● Problem:
Wherever a line holds the string "views", copy that line.

--- Begin ---

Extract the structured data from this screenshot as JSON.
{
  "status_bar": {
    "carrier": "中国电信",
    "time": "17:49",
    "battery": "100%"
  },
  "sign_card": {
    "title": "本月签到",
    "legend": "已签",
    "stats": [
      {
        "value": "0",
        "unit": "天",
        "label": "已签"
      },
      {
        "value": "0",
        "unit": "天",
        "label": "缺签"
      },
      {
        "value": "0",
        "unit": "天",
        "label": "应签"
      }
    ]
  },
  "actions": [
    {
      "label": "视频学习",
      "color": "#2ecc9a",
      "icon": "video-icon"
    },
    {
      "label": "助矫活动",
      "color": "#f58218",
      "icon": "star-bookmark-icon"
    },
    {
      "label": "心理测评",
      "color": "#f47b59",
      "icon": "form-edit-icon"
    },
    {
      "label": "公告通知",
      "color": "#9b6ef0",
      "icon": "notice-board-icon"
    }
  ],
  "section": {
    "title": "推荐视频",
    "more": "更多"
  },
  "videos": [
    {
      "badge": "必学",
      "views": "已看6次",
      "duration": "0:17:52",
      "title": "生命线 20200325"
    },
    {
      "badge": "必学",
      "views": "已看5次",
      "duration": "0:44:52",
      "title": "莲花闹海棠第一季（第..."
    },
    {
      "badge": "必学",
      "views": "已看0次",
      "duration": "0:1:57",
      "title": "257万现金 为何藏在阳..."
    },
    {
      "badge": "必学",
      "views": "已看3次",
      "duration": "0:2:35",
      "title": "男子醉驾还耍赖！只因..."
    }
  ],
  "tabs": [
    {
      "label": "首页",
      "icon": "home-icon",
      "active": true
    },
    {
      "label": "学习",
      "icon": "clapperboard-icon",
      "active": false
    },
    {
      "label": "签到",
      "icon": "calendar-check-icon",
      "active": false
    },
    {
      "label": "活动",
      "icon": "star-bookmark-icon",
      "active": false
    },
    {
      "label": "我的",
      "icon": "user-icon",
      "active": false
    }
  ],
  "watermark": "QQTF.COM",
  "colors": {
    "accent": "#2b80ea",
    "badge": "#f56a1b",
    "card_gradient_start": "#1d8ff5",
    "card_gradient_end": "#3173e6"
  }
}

--- End ---

● The output:
      "views": "已看6次",
      "views": "已看5次",
      "views": "已看0次",
      "views": "已看3次",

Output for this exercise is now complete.